Every line below must be reproduced exactly. Copy them all.
** Start Information given **
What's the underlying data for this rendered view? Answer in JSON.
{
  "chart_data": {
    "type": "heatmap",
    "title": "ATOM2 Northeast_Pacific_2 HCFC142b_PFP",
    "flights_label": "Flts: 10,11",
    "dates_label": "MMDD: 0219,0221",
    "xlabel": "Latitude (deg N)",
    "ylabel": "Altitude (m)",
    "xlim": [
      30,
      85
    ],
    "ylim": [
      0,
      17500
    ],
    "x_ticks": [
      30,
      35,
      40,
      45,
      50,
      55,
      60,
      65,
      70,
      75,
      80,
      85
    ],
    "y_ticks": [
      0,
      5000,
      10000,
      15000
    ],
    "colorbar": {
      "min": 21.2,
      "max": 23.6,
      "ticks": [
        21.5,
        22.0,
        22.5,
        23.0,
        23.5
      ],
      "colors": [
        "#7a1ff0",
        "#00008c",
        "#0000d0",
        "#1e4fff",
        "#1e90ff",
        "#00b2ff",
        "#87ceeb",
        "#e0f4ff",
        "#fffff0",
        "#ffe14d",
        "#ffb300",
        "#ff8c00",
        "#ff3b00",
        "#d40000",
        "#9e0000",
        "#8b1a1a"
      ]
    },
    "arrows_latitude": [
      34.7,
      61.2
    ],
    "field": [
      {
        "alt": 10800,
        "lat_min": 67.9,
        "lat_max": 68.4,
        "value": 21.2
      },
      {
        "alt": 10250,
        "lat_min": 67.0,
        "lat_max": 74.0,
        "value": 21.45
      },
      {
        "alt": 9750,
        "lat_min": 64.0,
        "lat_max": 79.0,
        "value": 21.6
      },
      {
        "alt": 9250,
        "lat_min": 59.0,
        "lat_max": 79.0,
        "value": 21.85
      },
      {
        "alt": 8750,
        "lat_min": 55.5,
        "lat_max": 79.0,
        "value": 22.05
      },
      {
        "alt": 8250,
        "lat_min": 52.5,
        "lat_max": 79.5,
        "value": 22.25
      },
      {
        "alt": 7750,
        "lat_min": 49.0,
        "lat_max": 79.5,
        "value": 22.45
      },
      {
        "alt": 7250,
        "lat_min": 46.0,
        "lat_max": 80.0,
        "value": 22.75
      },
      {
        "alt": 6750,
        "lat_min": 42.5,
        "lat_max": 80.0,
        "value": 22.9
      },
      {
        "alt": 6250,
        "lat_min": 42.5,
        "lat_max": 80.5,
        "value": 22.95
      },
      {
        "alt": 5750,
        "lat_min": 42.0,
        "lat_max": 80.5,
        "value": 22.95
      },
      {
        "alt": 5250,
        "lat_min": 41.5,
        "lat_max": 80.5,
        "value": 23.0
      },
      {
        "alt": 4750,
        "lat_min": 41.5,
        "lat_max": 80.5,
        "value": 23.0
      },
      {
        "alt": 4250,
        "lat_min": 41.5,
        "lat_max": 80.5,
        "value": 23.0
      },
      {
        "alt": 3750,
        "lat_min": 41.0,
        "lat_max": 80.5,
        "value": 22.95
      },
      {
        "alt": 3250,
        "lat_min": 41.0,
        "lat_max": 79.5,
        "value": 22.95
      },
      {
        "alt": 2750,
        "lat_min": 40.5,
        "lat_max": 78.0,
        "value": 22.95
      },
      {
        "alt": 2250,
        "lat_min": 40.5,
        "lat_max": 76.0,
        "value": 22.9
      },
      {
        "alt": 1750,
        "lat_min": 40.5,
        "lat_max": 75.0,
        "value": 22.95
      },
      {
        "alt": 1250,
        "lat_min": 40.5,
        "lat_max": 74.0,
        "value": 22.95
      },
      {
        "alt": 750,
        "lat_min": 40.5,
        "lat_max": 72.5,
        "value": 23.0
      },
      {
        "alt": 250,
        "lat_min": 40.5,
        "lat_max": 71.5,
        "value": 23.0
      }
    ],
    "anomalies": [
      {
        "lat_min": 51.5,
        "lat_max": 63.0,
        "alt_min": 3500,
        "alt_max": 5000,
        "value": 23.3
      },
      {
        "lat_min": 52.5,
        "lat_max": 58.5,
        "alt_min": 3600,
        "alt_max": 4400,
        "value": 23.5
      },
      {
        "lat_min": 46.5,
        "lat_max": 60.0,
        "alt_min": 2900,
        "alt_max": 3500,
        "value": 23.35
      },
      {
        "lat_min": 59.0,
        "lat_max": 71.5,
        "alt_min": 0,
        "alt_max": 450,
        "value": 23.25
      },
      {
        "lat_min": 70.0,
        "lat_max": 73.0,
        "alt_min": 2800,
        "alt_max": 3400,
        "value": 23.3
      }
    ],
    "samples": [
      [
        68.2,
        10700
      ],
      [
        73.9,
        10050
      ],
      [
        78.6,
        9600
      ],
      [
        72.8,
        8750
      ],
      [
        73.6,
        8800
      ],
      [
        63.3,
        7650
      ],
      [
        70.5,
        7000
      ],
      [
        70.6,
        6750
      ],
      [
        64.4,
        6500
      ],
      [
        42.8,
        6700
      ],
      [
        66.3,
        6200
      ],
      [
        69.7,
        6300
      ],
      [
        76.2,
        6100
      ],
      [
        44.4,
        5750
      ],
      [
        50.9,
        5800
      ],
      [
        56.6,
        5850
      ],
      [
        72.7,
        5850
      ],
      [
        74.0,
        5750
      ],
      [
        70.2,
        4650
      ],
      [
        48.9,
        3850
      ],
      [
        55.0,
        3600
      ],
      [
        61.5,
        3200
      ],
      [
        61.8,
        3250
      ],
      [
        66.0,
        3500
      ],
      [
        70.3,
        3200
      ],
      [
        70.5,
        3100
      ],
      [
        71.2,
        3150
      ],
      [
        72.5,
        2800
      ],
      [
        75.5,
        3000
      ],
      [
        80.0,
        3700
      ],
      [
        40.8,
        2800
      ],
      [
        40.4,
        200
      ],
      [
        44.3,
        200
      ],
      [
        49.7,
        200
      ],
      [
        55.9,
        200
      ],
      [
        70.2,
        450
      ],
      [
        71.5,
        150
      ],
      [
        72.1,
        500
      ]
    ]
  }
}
** End Information given **
### Solution
What's the underlying data for this rendered view? Answer in JSON.
{
  "chart_data": {
    "type": "heatmap",
    "title": "ATOM2 Northeast_Pacific_2 HCFC142b_PFP",
    "flights_label": "Flts: 10,11",
    "dates_label": "MMDD: 0219,0221",
    "xlabel": "Latitude (deg N)",
    "ylabel": "Altitude (m)",
    "xlim": [
      30,
      85
    ],
    "ylim": [
      0,
      17500
    ],
    "x_ticks": [
      30,
      35,
      40,
      45,
      50,
      55,
      60,
      65,
      70,
      75,
      80,
      85
    ],
    "y_ticks": [
      0,
      5000,
      10000,
      15000
    ],
    "colorbar": {
      "min": 21.2,
      "max": 23.6,
      "ticks": [
        21.5,
        22.0,
        22.5,
        23.0,
        23.5
      ],
      "colors": [
        "#7a1ff0",
        "#00008c",
        "#0000d0",
        "#1e4fff",
        "#1e90ff",
        "#00b2ff",
        "#87ceeb",
        "#e0f4ff",
        "#fffff0",
        "#ffe14d",
        "#ffb300",
        "#ff8c00",
        "#ff3b00",
        "#d40000",
        "#9e0000",
        "#8b1a1a"
      ]
    },
    "arrows_latitude": [
      34.7,
      61.2
    ],
    "field": [
      {
        "alt": 10800,
        "lat_min": 67.9,
        "lat_max": 68.4,
        "value": 21.2
      },
      {
        "alt": 10250,
        "lat_min": 67.0,
        "lat_max": 74.0,
        "value": 21.45
      },
      {
        "alt": 9750,
        "lat_min": 64.0,
        "lat_max": 79.0,
        "value": 21.6
      },
      {
        "alt": 9250,
        "lat_min": 59.0,
        "lat_max": 79.0,
        "value": 21.85
      },
      {
        "alt": 8750,
        "lat_min": 55.5,
        "lat_max": 79.0,
        "value": 22.05
      },
      {
        "alt": 8250,
        "lat_min": 52.5,
        "lat_max": 79.5,
        "value": 22.25
      },
      {
        "alt": 7750,
        "lat_min": 49.0,
        "lat_max": 79.5,
        "value": 22.45
      },
      {
        "alt": 7250,
        "lat_min": 46.0,
        "lat_max": 80.0,
        "value": 22.75
      },
      {
        "alt": 6750,
        "lat_min": 42.5,
        "lat_max": 80.0,
        "value": 22.9
      },
      {
        "alt": 6250,
        "lat_min": 42.5,
        "lat_max": 80.5,
        "value": 22.95
      },
      {
        "alt": 5750,
        "lat_min": 42.0,
        "lat_max": 80.5,
        "value": 22.95
      },
      {
        "alt": 5250,
        "lat_min": 41.5,
        "lat_max": 80.5,
        "value": 23.0
      },
      {
        "alt": 4750,
        "lat_min": 41.5,
        "lat_max": 80.5,
        "value": 23.0
      },
      {
        "alt": 4250,
        "lat_min": 41.5,
        "lat_max": 80.5,
        "value": 23.0
      },
      {
        "alt": 3750,
        "lat_min": 41.0,
        "lat_max": 80.5,
        "value": 22.95
      },
      {
        "alt": 3250,
        "lat_min": 41.0,
        "lat_max": 79.5,
        "value": 22.95
      },
      {
        "alt": 2750,
        "lat_min": 40.5,
        "lat_max": 78.0,
        "value": 22.95
      },
      {
        "alt": 2250,
        "lat_min": 40.5,
        "lat_max": 76.0,
        "value": 22.9
      },
      {
        "alt": 1750,
        "lat_min": 40.5,
        "lat_max": 75.0,
        "value": 22.95
      },
      {
        "alt": 1250,
        "lat_min": 40.5,
        "lat_max": 74.0,
        "value": 22.95
      },
      {
        "alt": 750,
        "lat_min": 40.5,
        "lat_max": 72.5,
        "value": 23.0
      },
      {
        "alt": 250,
        "lat_min": 40.5,
        "lat_max": 71.5,
        "value": 23.0
      }
    ],
    "anomalies": [
      {
        "lat_min": 51.5,
        "lat_max": 63.0,
        "alt_min": 3500,
        "alt_max": 5000,
        "value": 23.3
      },
      {
        "lat_min": 52.5,
        "lat_max": 58.5,
        "alt_min": 3600,
        "alt_max": 4400,
        "value": 23.5
      },
      {
        "lat_min": 46.5,
        "lat_max": 60.0,
        "alt_min": 2900,
        "alt_max": 3500,
        "value": 23.35
      },
      {
        "lat_min": 59.0,
        "lat_max": 71.5,
        "alt_min": 0,
        "alt_max": 450,
        "value": 23.25
      },
      {
        "lat_min": 70.0,
        "lat_max": 73.0,
        "alt_min": 2800,
        "alt_max": 3400,
        "value": 23.3
      }
    ],
    "samples": [
      [
        68.2,
        10700
      ],
      [
        73.9,
        10050
      ],
      [
        78.6,
        9600
      ],
      [
        72.8,
        8750
      ],
      [
        73.6,
        8800
      ],
      [
        63.3,
        7650
      ],
      [
        70.5,
        7000
      ],
      [
        70.6,
        6750
      ],
      [
        64.4,
        6500
      ],
      [
        42.8,
        6700
      ],
      [
        66.3,
        6200
      ],
      [
        69.7,
        6300
      ],
      [
        76.2,
        6100
      ],
      [
        44.4,
        5750
      ],
      [
        50.9,
        5800
      ],
      [
        56.6,
        5850
      ],
      [
        72.7,
        5850
      ],
      [
        74.0,
        5750
      ],
      [
        70.2,
        4650
      ],
      [
        48.9,
        3850
      ],
      [
        55.0,
        3600
      ],
      [
        61.5,
        3200
      ],
      [
        61.8,
        3250
      ],
      [
        66.0,
        3500
      ],
      [
        70.3,
        3200
      ],
      [
        70.5,
        3100
      ],
      [
        71.2,
        3150
      ],
      [
        72.5,
        2800
      ],
      [
        75.5,
        3000
      ],
      [
        80.0,
        3700
      ],
      [
        40.8,
        2800
      ],
      [
        40.4,
        200
      ],
      [
        44.3,
        200
      ],
      [
        49.7,
        200
      ],
      [
        55.9,
        200
      ],
      [
        70.2,
        450
      ],
      [
        71.5,
        150
      ],
      [
        72.1,
        500
      ]
    ]
  }
}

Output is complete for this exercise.